-- Material for this task --
* * * *

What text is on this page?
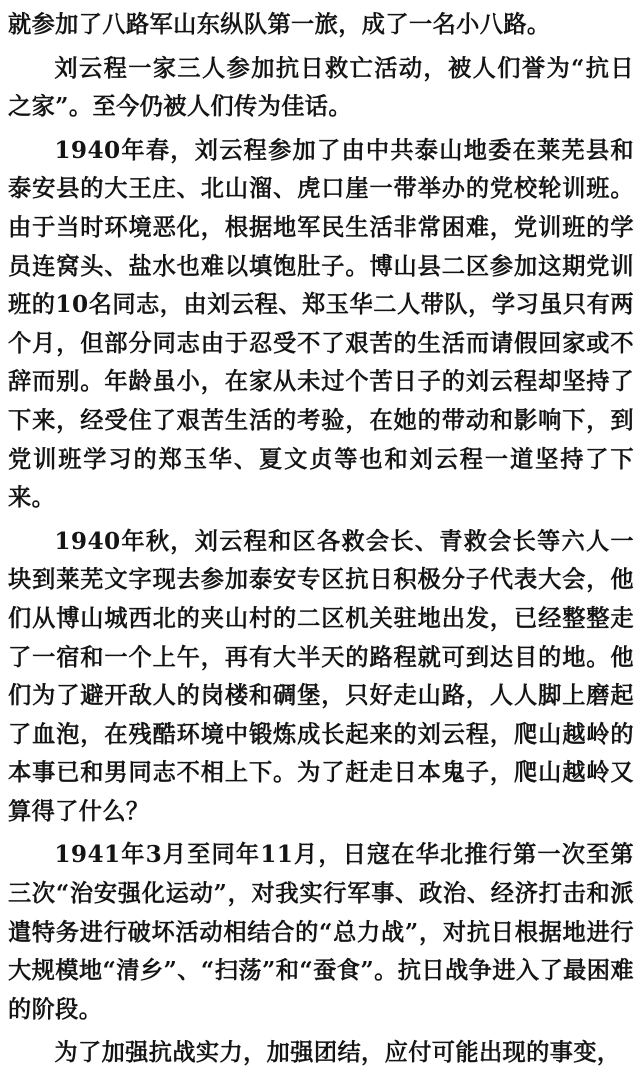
就参加了八路军山东纵队第一旅，成了一名小八路。

刘云程一家三人参加抗日救亡活动，被人们誉为“抗日之家”。至今仍被人们传为佳话。

1940年春，刘云程参加了由中共泰山地委在莱芜县和泰安县的大王庄、北山溜、虎口崖一带举办的党校轮训班。由于当时环境恶化，根据地军民生活非常困难，党训班的学员连窝头、盐水也难以填饱肚子。博山县二区参加这期党训班的10名同志，由刘云程、郑玉华二人带队，学习虽只有两个月，但部分同志由于忍受不了艰苦的生活而请假回家或不辞而别。年龄虽小，在家从未过个苦日子的刘云程却坚持了下来，经受住了艰苦生活的考验，在她的带动和影响下，到党训班学习的郑玉华、夏文贞等也和刘云程一道坚持了下来。

1940年秋，刘云程和区各救会长、青救会长等六人一块到莱芜文字现去参加泰安专区抗日积极分子代表大会，他们从博山城西北的夹山村的二区机关驻地出发，已经整整走了一宿和一个上午，再有大半天的路程就可到达目的地。他们为了避开敌人的岗楼和碉堡，只好走山路，人人脚上磨起了血泡，在残酷环境中锻炼成长起来的刘云程，爬山越岭的本事已和男同志不相上下。为了赶走日本鬼子，爬山越岭又算得了什么？

1941年3月至同年11月，日寇在华北推行第一次至第三次“治安强化运动”，对我实行军事、政治、经济打击和派遣特务进行破坏活动相结合的“总力战”，对抗日根据地进行大规模地“清乡”、“扫荡”和“蚕食”。抗日战争进入了最困难的阶段。

为了加强抗战实力，加强团结，应付可能出现的事变，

* * * *

-- What the task requires --
Reproduce every record above exactly, omitting the pictures.

-- Final answer --
What text is on this page?
就参加了八路军山东纵队第一旅，成了一名小八路。

刘云程一家三人参加抗日救亡活动，被人们誉为“抗日之家”。至今仍被人们传为佳话。

1940年春，刘云程参加了由中共泰山地委在莱芜县和泰安县的大王庄、北山溜、虎口崖一带举办的党校轮训班。由于当时环境恶化，根据地军民生活非常困难，党训班的学员连窝头、盐水也难以填饱肚子。博山县二区参加这期党训班的10名同志，由刘云程、郑玉华二人带队，学习虽只有两个月，但部分同志由于忍受不了艰苦的生活而请假回家或不辞而别。年龄虽小，在家从未过个苦日子的刘云程却坚持了下来，经受住了艰苦生活的考验，在她的带动和影响下，到党训班学习的郑玉华、夏文贞等也和刘云程一道坚持了下来。

1940年秋，刘云程和区各救会长、青救会长等六人一块到莱芜文字现去参加泰安专区抗日积极分子代表大会，他们从博山城西北的夹山村的二区机关驻地出发，已经整整走了一宿和一个上午，再有大半天的路程就可到达目的地。他们为了避开敌人的岗楼和碉堡，只好走山路，人人脚上磨起了血泡，在残酷环境中锻炼成长起来的刘云程，爬山越岭的本事已和男同志不相上下。为了赶走日本鬼子，爬山越岭又算得了什么？

1941年3月至同年11月，日寇在华北推行第一次至第三次“治安强化运动”，对我实行军事、政治、经济打击和派遣特务进行破坏活动相结合的“总力战”，对抗日根据地进行大规模地“清乡”、“扫荡”和“蚕食”。抗日战争进入了最困难的阶段。

为了加强抗战实力，加强团结，应付可能出现的事变，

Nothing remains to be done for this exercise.